▶ _Requirements_
Lines containing the string "image" are to be counted; report only how many there are.

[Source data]

________________________

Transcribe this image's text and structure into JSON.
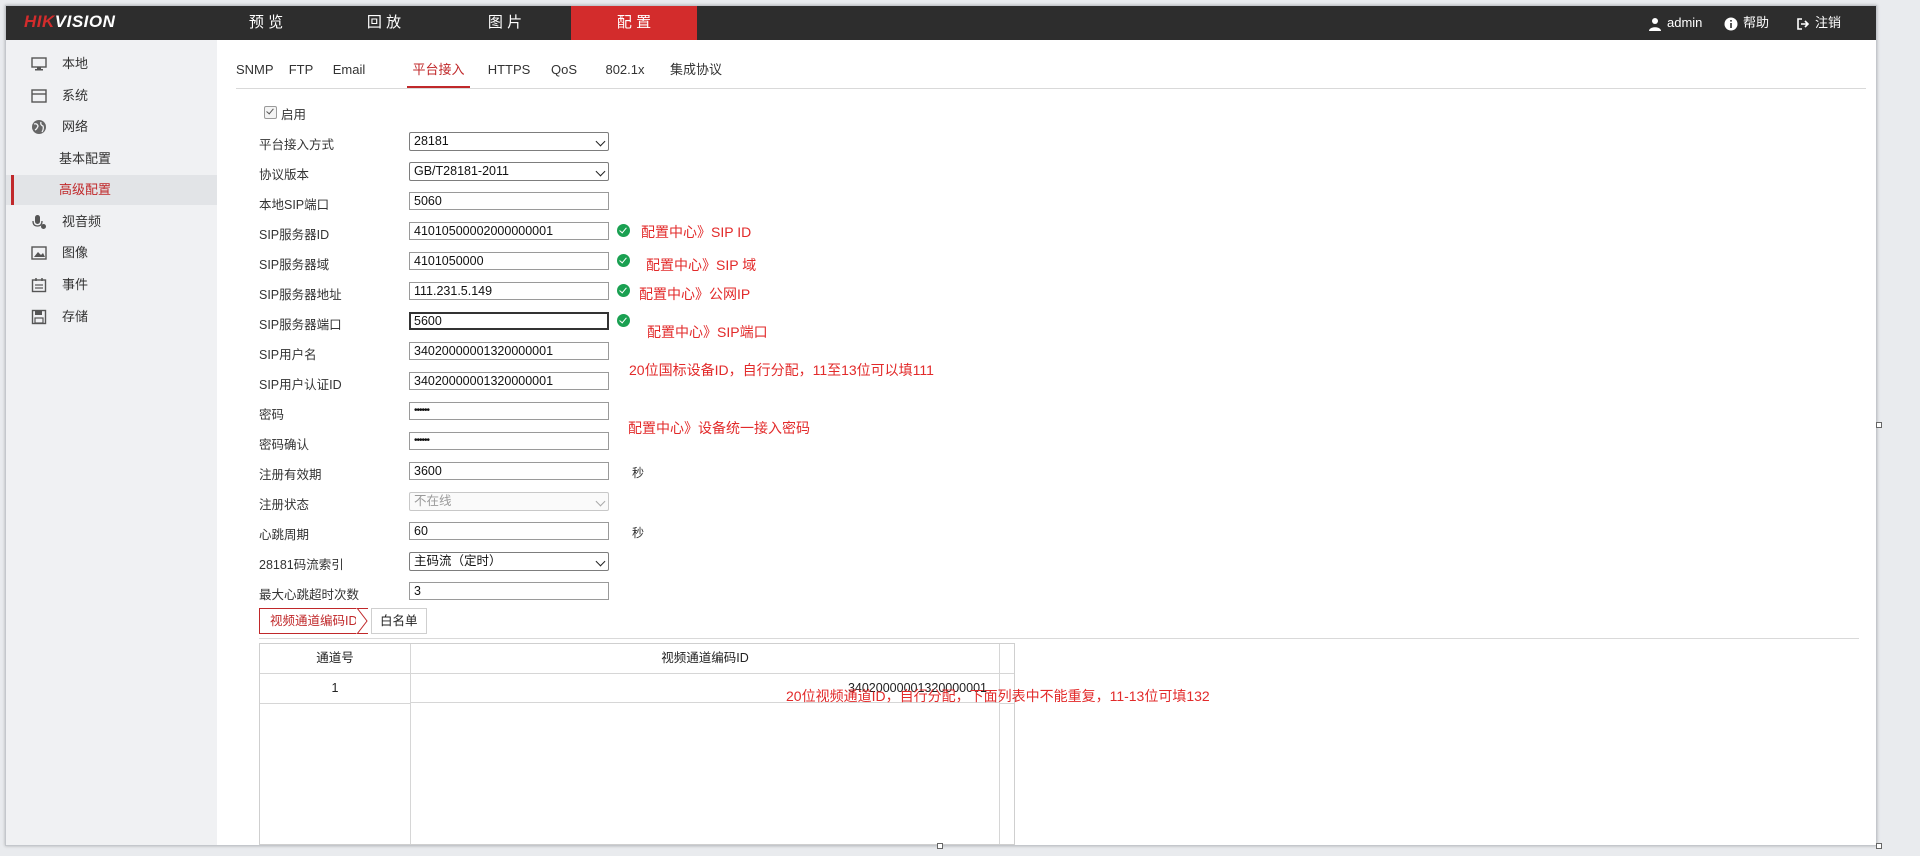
{
  "brand": {
    "logo_part1": "HIK",
    "logo_part2": "VISION"
  },
  "nav": {
    "items": [
      {
        "label": "预 览"
      },
      {
        "label": "回 放"
      },
      {
        "label": "图 片"
      },
      {
        "label": "配 置"
      }
    ],
    "active_index": 3
  },
  "user_menu": {
    "user": "admin",
    "help": "帮助",
    "logout": "注销"
  },
  "sidebar": {
    "items": [
      {
        "label": "本地",
        "icon": "monitor-icon"
      },
      {
        "label": "系统",
        "icon": "system-icon"
      },
      {
        "label": "网络",
        "icon": "globe-icon"
      },
      {
        "label": "基本配置"
      },
      {
        "label": "高级配置"
      },
      {
        "label": "视音频",
        "icon": "mic-icon"
      },
      {
        "label": "图像",
        "icon": "image-icon"
      },
      {
        "label": "事件",
        "icon": "calendar-icon"
      },
      {
        "label": "存储",
        "icon": "save-icon"
      }
    ],
    "active_item": "高级配置"
  },
  "tabs": {
    "items": [
      "SNMP",
      "FTP",
      "Email",
      "平台接入",
      "HTTPS",
      "QoS",
      "802.1x",
      "集成协议"
    ],
    "active": "平台接入"
  },
  "form": {
    "enable_label": "启用",
    "enable_checked": true,
    "access_mode_label": "平台接入方式",
    "access_mode_value": "28181",
    "protocol_version_label": "协议版本",
    "protocol_version_value": "GB/T28181-2011",
    "local_sip_port_label": "本地SIP端口",
    "local_sip_port_value": "5060",
    "sip_server_id_label": "SIP服务器ID",
    "sip_server_id_value": "41010500002000000001",
    "sip_server_domain_label": "SIP服务器域",
    "sip_server_domain_value": "4101050000",
    "sip_server_addr_label": "SIP服务器地址",
    "sip_server_addr_value": "111.231.5.149",
    "sip_server_port_label": "SIP服务器端口",
    "sip_server_port_value": "5600",
    "sip_user_label": "SIP用户名",
    "sip_user_value": "34020000001320000001",
    "sip_auth_id_label": "SIP用户认证ID",
    "sip_auth_id_value": "34020000001320000001",
    "password_label": "密码",
    "password_value": "••••••",
    "password_confirm_label": "密码确认",
    "password_confirm_value": "••••••",
    "reg_validity_label": "注册有效期",
    "reg_validity_value": "3600",
    "reg_validity_unit": "秒",
    "reg_status_label": "注册状态",
    "reg_status_value": "不在线",
    "heartbeat_label": "心跳周期",
    "heartbeat_value": "60",
    "heartbeat_unit": "秒",
    "stream_index_label": "28181码流索引",
    "stream_index_value": "主码流（定时）",
    "max_heartbeat_timeout_label": "最大心跳超时次数",
    "max_heartbeat_timeout_value": "3"
  },
  "annotations": {
    "sip_id": "配置中心》SIP ID",
    "sip_domain": "配置中心》SIP 域",
    "public_ip": "配置中心》公网IP",
    "sip_port": "配置中心》SIP端口",
    "device_id": "20位国标设备ID，自行分配，11至13位可以填111",
    "password": "配置中心》设备统一接入密码",
    "channel_id": "20位视频通道ID，自行分配，下面列表中不能重复，11-13位可填132"
  },
  "subtabs": {
    "items": [
      "视频通道编码ID",
      "白名单"
    ],
    "active": "视频通道编码ID"
  },
  "channel_table": {
    "headers": [
      "通道号",
      "视频通道编码ID"
    ],
    "rows": [
      {
        "channel": "1",
        "code_id": "34020000001320000001"
      }
    ]
  },
  "colors": {
    "accent": "#c0282a",
    "topbar": "#2d2d2d",
    "annotation": "#e22a2a",
    "ok": "#1aa051"
  }
}
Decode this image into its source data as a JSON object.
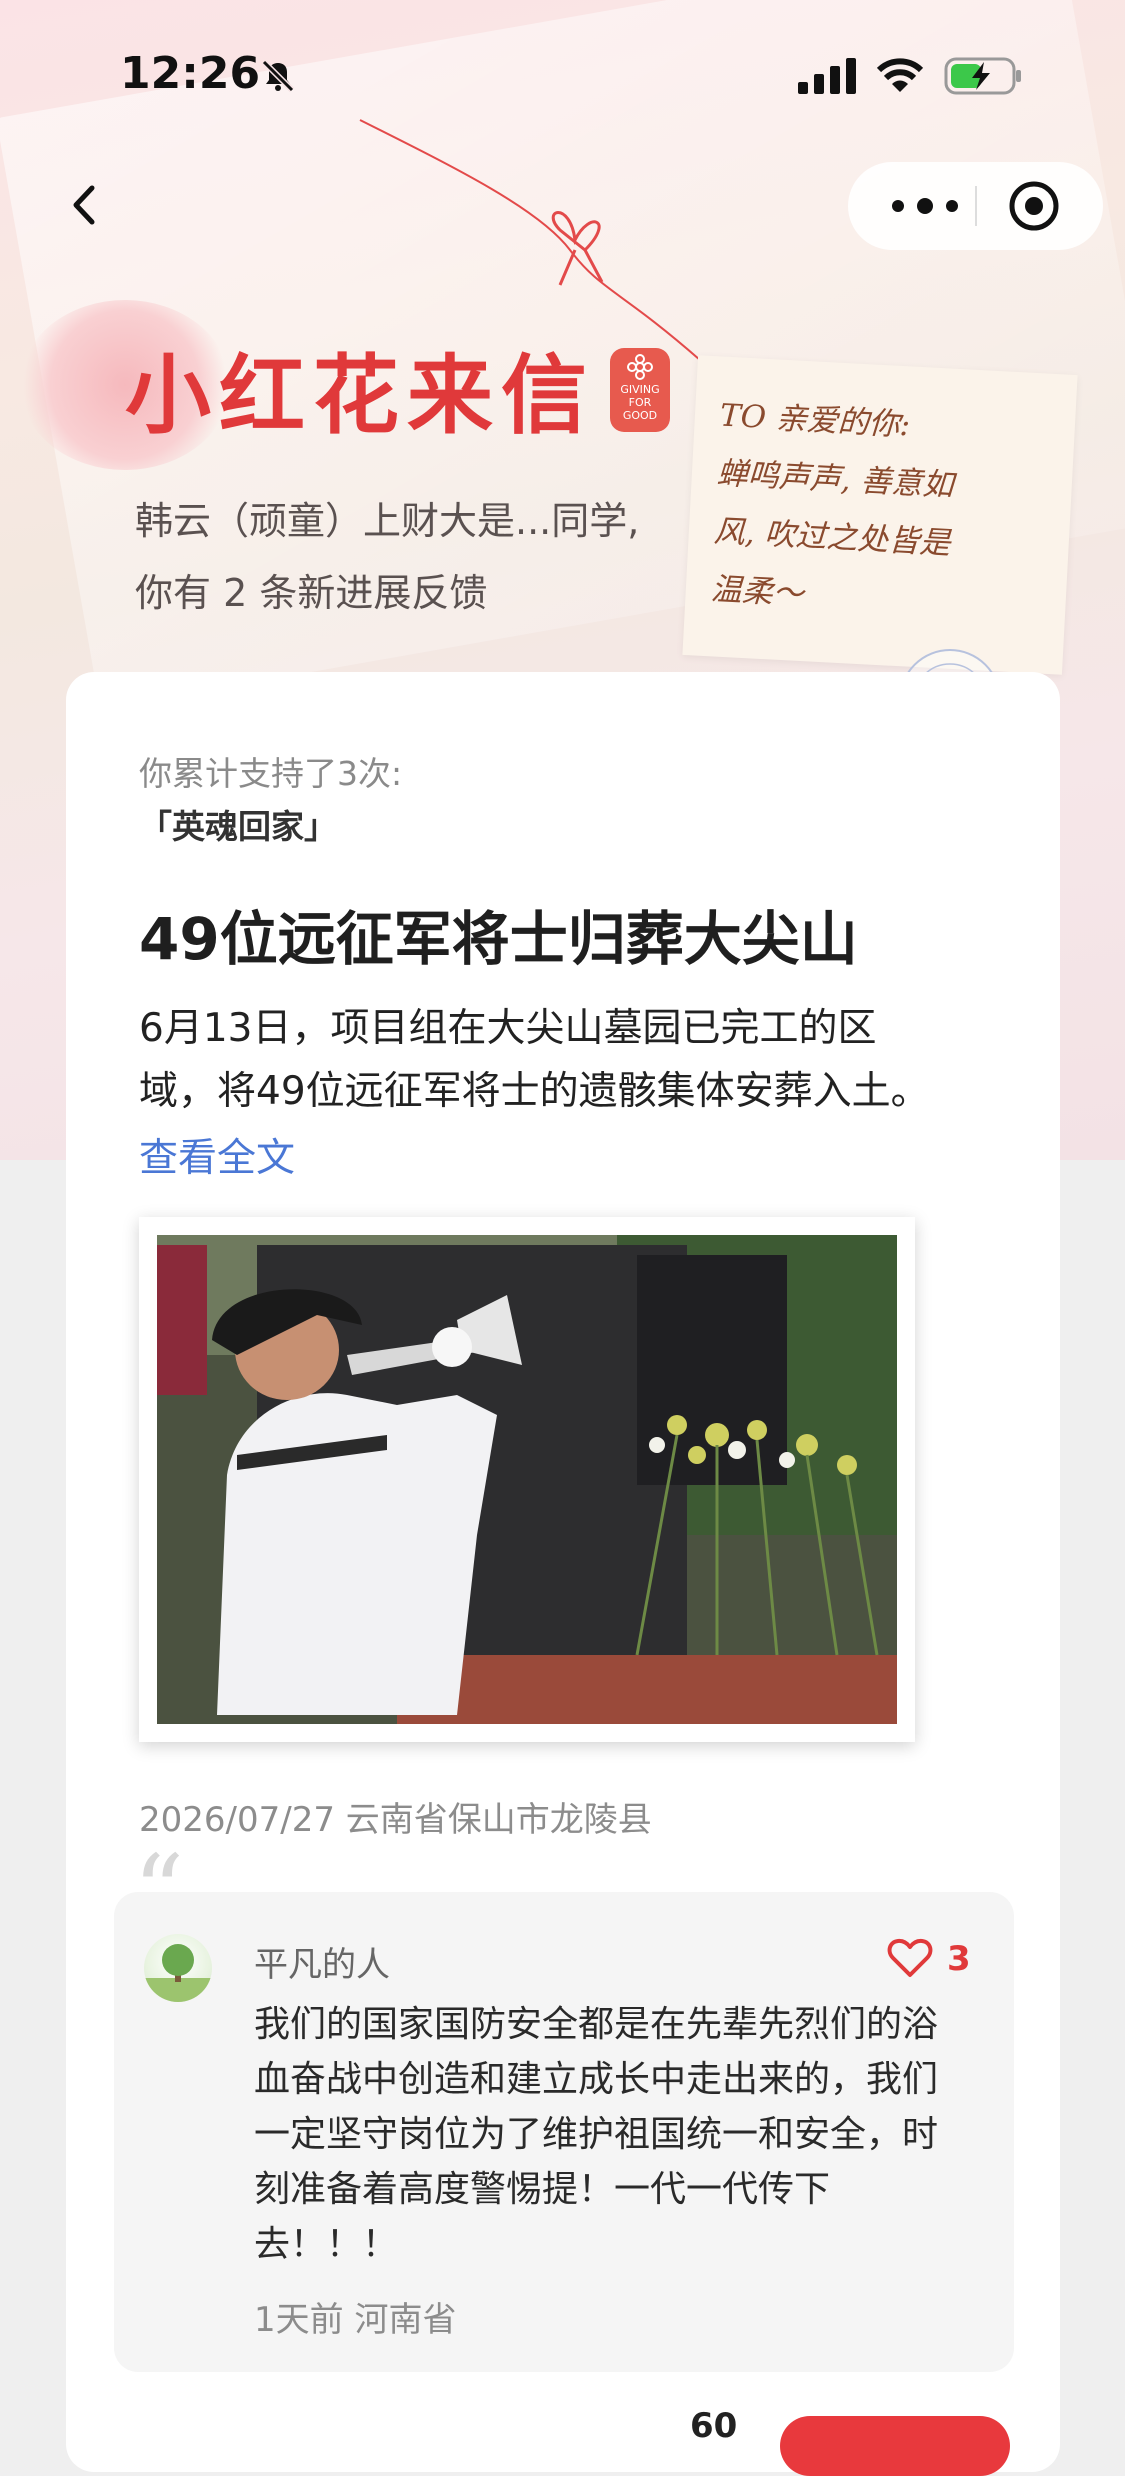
{
  "status_bar": {
    "time": "12:26"
  },
  "header": {
    "logo_text": "小红花来信",
    "logo_badge_line1": "GIVING",
    "logo_badge_line2": "FOR GOOD",
    "greeting_line1": "韩云（顽童）上财大是...同学,",
    "greeting_line2": "你有 2 条新进展反馈",
    "note_lines": [
      "TO 亲爱的你:",
      "蝉鸣声声, 善意如",
      "风, 吹过之处皆是",
      "温柔～"
    ]
  },
  "card": {
    "support_count": "你累计支持了3次:",
    "project_name": "「英魂回家」",
    "headline": "49位远征军将士归葬大尖山",
    "body_line1": "6月13日，项目组在大尖山墓园已完工的区",
    "body_line2": "域，将49位远征军将士的遗骸集体安葬入土。",
    "read_more": "查看全文",
    "meta": "2026/07/27 云南省保山市龙陵县"
  },
  "comment": {
    "author": "平凡的人",
    "likes": "3",
    "lines": [
      "我们的国家国防安全都是在先辈先烈们的浴",
      "血奋战中创造和建立成长中走出来的，我们",
      "一定坚守岗位为了维护祖国统一和安全，时",
      "刻准备着高度警惕提！一代一代传下",
      "去！！！"
    ],
    "meta": "1天前 河南省"
  },
  "footer": {
    "partial_number": "60"
  },
  "colors": {
    "brand_red": "#e0393a",
    "link_blue": "#4a77d5"
  }
}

________________________

▶ _Output for this exercise_
3